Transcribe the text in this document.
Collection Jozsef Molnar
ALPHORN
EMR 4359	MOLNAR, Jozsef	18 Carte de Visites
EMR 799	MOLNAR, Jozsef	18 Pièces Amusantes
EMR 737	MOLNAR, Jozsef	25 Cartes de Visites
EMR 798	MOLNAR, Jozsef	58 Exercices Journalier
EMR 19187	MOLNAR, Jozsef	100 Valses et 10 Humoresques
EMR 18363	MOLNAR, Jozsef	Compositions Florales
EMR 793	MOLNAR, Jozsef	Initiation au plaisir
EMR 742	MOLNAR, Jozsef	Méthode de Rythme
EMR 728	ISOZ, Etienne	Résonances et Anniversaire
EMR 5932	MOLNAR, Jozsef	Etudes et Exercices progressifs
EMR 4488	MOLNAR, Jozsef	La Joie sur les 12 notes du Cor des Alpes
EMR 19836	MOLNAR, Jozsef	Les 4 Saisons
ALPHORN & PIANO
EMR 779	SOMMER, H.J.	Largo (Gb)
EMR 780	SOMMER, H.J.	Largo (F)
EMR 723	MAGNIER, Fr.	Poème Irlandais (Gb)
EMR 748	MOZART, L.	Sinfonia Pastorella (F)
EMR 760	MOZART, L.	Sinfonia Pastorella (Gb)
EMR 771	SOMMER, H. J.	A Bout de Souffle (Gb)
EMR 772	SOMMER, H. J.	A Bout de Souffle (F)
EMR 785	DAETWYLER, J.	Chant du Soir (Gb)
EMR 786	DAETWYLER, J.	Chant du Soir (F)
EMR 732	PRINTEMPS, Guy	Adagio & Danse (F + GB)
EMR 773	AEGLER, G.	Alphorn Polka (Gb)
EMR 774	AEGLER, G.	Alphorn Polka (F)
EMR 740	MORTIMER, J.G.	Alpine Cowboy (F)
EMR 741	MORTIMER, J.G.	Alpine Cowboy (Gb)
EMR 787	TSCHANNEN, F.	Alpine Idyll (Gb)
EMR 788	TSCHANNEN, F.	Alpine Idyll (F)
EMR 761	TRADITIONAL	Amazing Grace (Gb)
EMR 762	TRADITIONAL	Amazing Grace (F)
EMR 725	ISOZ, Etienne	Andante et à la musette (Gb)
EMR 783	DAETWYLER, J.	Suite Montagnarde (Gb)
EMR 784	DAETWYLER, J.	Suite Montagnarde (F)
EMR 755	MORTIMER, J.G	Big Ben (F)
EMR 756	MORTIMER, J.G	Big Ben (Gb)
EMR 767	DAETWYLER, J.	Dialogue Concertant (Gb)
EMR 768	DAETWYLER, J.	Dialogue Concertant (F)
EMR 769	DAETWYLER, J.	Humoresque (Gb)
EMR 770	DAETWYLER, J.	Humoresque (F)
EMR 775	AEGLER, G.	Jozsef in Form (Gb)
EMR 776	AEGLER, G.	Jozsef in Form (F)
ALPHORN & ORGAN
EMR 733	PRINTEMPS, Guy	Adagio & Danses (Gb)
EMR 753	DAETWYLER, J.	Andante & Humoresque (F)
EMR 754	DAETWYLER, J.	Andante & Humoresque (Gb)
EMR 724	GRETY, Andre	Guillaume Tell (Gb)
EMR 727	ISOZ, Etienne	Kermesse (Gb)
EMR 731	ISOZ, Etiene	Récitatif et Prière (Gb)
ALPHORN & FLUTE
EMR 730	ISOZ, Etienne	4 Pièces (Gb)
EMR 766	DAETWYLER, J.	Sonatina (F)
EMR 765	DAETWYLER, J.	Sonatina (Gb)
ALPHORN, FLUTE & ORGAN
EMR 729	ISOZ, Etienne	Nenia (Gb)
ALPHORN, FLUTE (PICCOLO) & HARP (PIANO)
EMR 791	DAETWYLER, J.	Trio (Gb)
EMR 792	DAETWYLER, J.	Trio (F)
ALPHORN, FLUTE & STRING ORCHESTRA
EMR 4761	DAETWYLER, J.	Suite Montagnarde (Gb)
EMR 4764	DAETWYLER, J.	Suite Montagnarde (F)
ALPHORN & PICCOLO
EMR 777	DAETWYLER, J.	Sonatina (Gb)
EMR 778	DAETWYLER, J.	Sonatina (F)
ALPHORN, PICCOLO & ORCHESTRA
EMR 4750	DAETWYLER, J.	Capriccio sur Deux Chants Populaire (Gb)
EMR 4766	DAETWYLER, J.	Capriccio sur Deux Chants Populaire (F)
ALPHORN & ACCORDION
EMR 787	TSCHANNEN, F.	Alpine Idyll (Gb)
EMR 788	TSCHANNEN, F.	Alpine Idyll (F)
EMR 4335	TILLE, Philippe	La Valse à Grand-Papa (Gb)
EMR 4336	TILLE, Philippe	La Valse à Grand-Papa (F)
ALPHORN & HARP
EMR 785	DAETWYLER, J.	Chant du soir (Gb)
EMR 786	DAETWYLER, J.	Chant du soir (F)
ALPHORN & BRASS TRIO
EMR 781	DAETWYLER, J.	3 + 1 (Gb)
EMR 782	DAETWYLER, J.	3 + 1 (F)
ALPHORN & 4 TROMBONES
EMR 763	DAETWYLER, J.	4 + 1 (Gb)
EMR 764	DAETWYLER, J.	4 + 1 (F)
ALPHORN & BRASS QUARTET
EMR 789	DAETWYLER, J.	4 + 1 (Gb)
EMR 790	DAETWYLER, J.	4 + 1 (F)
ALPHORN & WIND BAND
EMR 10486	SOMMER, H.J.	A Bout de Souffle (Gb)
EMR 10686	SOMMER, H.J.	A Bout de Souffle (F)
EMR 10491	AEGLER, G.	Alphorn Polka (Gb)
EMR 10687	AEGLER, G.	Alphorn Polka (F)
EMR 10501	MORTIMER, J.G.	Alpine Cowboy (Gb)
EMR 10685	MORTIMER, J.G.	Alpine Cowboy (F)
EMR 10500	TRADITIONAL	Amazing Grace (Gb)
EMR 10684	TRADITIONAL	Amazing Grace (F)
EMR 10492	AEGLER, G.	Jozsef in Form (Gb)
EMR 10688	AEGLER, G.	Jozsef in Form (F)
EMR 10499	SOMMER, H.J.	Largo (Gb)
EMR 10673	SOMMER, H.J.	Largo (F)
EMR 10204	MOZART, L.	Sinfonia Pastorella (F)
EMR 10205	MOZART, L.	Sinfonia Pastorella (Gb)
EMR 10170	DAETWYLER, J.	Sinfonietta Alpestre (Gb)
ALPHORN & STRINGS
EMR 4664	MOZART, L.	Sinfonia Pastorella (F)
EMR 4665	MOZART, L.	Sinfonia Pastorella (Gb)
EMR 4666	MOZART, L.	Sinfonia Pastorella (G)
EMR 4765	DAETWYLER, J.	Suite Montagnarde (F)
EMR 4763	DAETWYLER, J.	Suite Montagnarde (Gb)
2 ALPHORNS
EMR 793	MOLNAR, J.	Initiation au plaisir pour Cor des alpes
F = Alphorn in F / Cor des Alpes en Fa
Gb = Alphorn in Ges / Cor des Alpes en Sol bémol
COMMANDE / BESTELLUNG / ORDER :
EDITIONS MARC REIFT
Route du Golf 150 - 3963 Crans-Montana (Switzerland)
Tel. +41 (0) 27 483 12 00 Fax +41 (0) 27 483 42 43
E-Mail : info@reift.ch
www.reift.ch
□ □ □ □
Copy, from the material above, each line in which the string "Polka" occurs.

■ Answer to the task ■
EMR 773	AEGLER, G.	Alphorn Polka (Gb)
EMR 774	AEGLER, G.	Alphorn Polka (F)
EMR 10491	AEGLER, G.	Alphorn Polka (Gb)
EMR 10687	AEGLER, G.	Alphorn Polka (F)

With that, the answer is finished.